Exercise brief
Pick out every line in the data below that holds "заявления".

Provided information

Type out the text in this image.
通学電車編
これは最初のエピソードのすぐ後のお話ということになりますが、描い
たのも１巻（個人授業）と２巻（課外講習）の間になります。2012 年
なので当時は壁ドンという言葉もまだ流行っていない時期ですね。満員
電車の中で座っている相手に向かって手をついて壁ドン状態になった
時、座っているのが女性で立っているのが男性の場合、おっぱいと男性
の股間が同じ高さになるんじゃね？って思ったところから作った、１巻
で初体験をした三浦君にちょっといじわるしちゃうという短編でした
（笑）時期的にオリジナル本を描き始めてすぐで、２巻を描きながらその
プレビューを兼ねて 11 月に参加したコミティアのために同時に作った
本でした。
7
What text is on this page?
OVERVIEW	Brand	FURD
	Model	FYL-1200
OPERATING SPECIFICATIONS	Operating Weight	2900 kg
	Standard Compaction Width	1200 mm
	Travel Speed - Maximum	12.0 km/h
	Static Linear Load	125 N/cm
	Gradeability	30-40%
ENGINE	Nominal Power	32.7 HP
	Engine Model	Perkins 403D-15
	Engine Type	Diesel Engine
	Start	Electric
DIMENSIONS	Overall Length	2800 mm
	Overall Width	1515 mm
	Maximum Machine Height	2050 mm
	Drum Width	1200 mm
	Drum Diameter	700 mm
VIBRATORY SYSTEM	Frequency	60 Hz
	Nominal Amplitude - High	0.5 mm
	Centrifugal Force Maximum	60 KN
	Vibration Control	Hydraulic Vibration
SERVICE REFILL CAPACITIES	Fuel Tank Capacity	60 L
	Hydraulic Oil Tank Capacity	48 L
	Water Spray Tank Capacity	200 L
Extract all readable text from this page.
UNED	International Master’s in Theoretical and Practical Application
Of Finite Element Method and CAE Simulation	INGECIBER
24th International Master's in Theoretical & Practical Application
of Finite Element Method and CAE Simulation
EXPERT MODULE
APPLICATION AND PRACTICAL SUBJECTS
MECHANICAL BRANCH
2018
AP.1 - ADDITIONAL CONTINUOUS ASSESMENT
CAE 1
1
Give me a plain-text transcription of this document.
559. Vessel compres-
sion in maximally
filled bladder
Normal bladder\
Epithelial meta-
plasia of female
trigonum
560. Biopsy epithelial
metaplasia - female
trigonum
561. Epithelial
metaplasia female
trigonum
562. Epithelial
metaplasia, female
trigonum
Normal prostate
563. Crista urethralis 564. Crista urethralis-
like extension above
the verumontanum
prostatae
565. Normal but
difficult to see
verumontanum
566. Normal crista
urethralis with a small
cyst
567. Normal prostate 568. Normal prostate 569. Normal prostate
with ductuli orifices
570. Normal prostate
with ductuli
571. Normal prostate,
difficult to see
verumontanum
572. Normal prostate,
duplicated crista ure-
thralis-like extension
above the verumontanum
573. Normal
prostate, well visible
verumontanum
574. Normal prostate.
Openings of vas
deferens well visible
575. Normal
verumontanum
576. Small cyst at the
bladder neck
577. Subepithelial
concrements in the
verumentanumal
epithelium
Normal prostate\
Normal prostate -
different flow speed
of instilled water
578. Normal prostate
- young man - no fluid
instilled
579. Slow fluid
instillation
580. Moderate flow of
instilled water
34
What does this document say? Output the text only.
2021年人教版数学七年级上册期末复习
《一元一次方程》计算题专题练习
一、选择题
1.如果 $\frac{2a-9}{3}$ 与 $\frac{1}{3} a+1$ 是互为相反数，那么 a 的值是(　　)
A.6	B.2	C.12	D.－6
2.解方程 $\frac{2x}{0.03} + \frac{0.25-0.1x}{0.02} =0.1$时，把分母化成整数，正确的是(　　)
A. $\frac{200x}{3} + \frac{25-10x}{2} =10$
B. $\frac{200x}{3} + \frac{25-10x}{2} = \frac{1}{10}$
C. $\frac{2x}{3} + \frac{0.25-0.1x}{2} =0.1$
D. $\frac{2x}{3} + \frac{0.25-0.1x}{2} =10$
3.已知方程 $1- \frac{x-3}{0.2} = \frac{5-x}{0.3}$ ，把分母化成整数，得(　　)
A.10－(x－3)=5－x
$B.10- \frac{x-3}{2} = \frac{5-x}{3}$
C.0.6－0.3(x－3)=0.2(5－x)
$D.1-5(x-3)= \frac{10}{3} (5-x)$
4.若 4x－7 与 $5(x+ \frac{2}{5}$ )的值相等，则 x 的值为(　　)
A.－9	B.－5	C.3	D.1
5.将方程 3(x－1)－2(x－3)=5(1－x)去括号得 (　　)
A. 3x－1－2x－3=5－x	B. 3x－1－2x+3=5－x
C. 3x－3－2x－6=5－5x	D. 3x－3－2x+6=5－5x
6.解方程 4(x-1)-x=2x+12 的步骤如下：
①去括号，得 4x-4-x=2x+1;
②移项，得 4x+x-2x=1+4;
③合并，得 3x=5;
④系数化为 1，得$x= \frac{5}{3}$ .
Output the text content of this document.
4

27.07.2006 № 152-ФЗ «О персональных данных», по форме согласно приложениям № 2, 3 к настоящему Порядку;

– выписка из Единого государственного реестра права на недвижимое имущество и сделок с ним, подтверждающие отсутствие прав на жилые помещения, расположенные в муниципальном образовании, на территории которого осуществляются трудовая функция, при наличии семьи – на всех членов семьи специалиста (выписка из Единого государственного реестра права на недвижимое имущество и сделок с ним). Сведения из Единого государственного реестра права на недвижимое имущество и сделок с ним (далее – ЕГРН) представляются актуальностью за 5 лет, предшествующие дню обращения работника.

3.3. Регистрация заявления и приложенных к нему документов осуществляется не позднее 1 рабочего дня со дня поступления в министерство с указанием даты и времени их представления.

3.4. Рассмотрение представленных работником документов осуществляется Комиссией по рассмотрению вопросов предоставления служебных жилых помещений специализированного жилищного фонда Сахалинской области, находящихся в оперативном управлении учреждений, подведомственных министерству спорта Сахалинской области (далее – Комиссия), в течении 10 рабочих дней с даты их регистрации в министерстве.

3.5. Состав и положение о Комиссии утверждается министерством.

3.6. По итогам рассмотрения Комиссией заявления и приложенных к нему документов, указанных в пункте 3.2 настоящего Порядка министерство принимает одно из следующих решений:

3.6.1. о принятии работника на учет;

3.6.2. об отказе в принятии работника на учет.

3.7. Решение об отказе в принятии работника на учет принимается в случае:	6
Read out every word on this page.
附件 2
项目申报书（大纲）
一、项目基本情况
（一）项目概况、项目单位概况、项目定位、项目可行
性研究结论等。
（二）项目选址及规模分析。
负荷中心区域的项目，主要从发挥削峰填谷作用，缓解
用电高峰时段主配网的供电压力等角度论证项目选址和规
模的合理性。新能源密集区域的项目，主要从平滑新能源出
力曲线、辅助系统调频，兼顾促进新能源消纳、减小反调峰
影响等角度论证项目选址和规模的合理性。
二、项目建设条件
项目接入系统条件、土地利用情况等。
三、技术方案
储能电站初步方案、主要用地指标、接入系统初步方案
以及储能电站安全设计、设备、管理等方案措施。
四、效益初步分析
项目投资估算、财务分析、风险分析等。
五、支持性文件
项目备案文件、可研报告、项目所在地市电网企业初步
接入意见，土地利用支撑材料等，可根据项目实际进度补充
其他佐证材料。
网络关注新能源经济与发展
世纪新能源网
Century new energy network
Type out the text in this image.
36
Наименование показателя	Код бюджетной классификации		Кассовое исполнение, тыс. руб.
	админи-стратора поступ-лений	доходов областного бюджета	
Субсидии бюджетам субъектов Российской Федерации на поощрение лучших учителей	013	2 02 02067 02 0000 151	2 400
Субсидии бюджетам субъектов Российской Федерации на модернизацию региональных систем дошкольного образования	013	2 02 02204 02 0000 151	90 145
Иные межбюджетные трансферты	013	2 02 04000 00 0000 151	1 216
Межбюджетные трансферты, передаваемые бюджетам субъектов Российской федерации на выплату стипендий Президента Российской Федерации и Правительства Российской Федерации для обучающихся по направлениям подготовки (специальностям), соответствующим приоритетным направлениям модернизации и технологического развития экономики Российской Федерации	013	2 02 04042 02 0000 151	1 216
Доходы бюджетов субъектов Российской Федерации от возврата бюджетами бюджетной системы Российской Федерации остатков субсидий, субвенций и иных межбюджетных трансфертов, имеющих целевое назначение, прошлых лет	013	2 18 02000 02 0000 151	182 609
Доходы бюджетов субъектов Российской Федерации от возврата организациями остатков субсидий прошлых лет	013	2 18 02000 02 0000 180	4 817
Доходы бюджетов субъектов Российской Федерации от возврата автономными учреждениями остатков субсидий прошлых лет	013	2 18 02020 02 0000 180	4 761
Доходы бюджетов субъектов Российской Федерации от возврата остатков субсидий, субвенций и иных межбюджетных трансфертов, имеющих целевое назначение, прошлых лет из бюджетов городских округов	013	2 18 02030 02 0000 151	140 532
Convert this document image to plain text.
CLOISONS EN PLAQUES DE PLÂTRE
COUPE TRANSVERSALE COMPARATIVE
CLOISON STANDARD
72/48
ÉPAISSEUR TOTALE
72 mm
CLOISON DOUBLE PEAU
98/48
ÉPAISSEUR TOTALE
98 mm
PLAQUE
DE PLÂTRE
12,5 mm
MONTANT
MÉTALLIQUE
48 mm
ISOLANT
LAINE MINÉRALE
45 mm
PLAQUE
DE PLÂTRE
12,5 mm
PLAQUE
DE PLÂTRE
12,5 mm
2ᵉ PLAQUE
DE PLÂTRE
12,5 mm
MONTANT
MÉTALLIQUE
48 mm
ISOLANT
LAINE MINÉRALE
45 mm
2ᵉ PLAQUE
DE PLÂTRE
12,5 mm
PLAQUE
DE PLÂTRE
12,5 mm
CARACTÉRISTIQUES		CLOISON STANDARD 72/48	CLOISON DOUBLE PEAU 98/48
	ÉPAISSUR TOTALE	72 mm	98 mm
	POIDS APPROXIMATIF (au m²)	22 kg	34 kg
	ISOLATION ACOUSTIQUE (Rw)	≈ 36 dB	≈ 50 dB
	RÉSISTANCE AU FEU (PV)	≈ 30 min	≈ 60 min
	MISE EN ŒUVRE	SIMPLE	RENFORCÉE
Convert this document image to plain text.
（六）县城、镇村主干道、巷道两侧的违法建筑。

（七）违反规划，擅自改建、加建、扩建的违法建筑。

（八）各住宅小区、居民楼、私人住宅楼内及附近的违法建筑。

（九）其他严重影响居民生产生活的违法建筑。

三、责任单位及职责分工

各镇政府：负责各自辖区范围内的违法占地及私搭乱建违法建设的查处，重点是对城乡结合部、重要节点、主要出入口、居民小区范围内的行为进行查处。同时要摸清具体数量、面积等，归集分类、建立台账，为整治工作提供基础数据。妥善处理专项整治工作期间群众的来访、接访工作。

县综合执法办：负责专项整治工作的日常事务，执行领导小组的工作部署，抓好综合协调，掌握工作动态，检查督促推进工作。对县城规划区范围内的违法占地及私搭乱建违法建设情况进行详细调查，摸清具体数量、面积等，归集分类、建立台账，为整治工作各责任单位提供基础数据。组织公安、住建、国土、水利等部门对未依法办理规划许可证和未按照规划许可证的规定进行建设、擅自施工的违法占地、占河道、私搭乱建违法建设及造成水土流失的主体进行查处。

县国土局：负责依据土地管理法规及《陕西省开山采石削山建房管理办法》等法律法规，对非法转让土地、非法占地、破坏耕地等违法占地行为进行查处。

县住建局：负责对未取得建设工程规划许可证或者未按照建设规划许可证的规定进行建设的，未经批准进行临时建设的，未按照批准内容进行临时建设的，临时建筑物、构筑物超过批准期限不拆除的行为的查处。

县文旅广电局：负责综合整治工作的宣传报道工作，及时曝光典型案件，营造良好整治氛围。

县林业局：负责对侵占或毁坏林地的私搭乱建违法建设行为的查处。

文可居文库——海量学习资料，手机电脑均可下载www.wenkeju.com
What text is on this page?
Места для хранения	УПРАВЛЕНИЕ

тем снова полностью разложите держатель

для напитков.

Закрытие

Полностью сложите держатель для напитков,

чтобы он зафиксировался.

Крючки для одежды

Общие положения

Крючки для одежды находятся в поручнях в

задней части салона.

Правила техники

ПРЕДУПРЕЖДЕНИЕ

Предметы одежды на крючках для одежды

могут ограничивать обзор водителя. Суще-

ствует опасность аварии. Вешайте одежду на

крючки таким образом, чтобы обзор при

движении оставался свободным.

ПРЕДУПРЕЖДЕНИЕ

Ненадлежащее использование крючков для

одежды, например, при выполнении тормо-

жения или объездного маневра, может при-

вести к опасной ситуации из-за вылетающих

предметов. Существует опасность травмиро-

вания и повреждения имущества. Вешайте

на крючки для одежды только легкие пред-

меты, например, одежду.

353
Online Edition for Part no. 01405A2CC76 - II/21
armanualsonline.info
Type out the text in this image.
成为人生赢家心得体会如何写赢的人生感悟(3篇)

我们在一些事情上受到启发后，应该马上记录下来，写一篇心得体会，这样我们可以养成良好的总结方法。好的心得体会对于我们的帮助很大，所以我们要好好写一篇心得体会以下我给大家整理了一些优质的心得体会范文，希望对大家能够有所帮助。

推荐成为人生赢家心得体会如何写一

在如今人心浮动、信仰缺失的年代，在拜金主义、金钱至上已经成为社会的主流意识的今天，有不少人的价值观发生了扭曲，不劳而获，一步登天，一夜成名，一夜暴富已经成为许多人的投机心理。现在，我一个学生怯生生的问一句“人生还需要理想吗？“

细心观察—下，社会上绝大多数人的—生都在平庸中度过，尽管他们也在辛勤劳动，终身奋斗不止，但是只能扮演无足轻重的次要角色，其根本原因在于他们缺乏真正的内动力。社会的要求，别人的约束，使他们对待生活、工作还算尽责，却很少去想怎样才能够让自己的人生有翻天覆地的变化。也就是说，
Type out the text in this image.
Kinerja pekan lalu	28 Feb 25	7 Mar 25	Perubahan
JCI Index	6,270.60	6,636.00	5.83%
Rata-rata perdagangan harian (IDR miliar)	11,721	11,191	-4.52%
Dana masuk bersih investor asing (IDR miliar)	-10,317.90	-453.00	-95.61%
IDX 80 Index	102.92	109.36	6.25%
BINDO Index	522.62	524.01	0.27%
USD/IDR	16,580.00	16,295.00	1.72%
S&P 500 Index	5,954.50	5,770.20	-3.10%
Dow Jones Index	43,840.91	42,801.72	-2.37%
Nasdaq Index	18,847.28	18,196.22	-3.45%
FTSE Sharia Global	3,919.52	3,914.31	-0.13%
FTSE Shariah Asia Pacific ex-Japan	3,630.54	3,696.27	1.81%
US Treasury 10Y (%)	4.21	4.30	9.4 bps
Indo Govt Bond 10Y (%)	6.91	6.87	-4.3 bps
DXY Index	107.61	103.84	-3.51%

The answer
3.3. Регистрация заявления и приложенных к нему документов осуществляется не позднее 1 рабочего дня со дня поступления в министерство с указанием даты и времени их представления.
3.6. По итогам рассмотрения Комиссией заявления и приложенных к нему документов, указанных в пункте 3.2 настоящего Порядка министерство принимает одно из следующих решений:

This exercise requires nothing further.